[Start EXTRACTED INFORMATION]

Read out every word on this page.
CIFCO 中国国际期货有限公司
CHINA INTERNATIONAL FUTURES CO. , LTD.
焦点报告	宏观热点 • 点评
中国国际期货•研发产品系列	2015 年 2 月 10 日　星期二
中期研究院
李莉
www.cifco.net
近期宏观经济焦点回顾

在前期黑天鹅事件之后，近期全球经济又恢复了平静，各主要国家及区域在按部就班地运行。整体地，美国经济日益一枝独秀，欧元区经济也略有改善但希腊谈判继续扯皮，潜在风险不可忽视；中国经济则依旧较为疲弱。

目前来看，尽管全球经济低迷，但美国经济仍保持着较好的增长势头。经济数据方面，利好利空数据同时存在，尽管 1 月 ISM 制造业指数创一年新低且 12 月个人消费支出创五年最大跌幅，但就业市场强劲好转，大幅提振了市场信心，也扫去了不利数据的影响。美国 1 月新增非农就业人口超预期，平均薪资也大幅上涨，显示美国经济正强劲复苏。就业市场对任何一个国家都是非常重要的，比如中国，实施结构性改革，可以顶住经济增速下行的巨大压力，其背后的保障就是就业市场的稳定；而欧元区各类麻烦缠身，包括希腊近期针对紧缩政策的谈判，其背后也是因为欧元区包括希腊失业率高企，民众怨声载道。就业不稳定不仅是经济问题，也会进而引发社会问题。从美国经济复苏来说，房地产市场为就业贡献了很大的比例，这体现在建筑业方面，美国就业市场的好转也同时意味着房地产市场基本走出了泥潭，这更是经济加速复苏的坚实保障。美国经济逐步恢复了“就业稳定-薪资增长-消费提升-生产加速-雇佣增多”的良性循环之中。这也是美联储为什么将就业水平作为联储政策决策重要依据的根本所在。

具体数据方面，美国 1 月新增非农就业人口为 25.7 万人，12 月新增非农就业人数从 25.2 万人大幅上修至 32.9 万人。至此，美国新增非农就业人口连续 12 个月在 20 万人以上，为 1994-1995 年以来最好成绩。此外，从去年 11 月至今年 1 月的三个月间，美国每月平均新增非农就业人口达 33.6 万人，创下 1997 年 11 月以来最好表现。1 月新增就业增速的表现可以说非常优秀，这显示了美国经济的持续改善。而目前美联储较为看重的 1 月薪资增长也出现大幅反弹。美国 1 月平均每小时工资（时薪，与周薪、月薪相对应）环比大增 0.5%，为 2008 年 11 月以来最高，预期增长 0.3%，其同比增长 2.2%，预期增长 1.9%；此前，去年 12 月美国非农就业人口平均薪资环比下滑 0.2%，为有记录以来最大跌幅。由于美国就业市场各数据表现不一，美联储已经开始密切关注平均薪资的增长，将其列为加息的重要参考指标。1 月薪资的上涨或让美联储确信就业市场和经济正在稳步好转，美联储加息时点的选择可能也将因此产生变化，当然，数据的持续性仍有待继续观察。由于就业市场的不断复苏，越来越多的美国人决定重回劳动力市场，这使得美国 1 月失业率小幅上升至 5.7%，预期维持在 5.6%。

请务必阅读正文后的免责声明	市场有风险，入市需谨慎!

[End EXTRACTED INFORMATION]

▶ THE EXERCISE
Type out the material again exactly as presented.

▶ TASK OUTPUT
Read out every word on this page.
CIFCO 中国国际期货有限公司
CHINA INTERNATIONAL FUTURES CO. , LTD.
焦点报告	宏观热点 • 点评
中国国际期货•研发产品系列	2015 年 2 月 10 日　星期二
中期研究院
李莉
www.cifco.net
近期宏观经济焦点回顾

在前期黑天鹅事件之后，近期全球经济又恢复了平静，各主要国家及区域在按部就班地运行。整体地，美国经济日益一枝独秀，欧元区经济也略有改善但希腊谈判继续扯皮，潜在风险不可忽视；中国经济则依旧较为疲弱。

目前来看，尽管全球经济低迷，但美国经济仍保持着较好的增长势头。经济数据方面，利好利空数据同时存在，尽管 1 月 ISM 制造业指数创一年新低且 12 月个人消费支出创五年最大跌幅，但就业市场强劲好转，大幅提振了市场信心，也扫去了不利数据的影响。美国 1 月新增非农就业人口超预期，平均薪资也大幅上涨，显示美国经济正强劲复苏。就业市场对任何一个国家都是非常重要的，比如中国，实施结构性改革，可以顶住经济增速下行的巨大压力，其背后的保障就是就业市场的稳定；而欧元区各类麻烦缠身，包括希腊近期针对紧缩政策的谈判，其背后也是因为欧元区包括希腊失业率高企，民众怨声载道。就业不稳定不仅是经济问题，也会进而引发社会问题。从美国经济复苏来说，房地产市场为就业贡献了很大的比例，这体现在建筑业方面，美国就业市场的好转也同时意味着房地产市场基本走出了泥潭，这更是经济加速复苏的坚实保障。美国经济逐步恢复了“就业稳定-薪资增长-消费提升-生产加速-雇佣增多”的良性循环之中。这也是美联储为什么将就业水平作为联储政策决策重要依据的根本所在。

具体数据方面，美国 1 月新增非农就业人口为 25.7 万人，12 月新增非农就业人数从 25.2 万人大幅上修至 32.9 万人。至此，美国新增非农就业人口连续 12 个月在 20 万人以上，为 1994-1995 年以来最好成绩。此外，从去年 11 月至今年 1 月的三个月间，美国每月平均新增非农就业人口达 33.6 万人，创下 1997 年 11 月以来最好表现。1 月新增就业增速的表现可以说非常优秀，这显示了美国经济的持续改善。而目前美联储较为看重的 1 月薪资增长也出现大幅反弹。美国 1 月平均每小时工资（时薪，与周薪、月薪相对应）环比大增 0.5%，为 2008 年 11 月以来最高，预期增长 0.3%，其同比增长 2.2%，预期增长 1.9%；此前，去年 12 月美国非农就业人口平均薪资环比下滑 0.2%，为有记录以来最大跌幅。由于美国就业市场各数据表现不一，美联储已经开始密切关注平均薪资的增长，将其列为加息的重要参考指标。1 月薪资的上涨或让美联储确信就业市场和经济正在稳步好转，美联储加息时点的选择可能也将因此产生变化，当然，数据的持续性仍有待继续观察。由于就业市场的不断复苏，越来越多的美国人决定重回劳动力市场，这使得美国 1 月失业率小幅上升至 5.7%，预期维持在 5.6%。

请务必阅读正文后的免责声明	市场有风险，入市需谨慎!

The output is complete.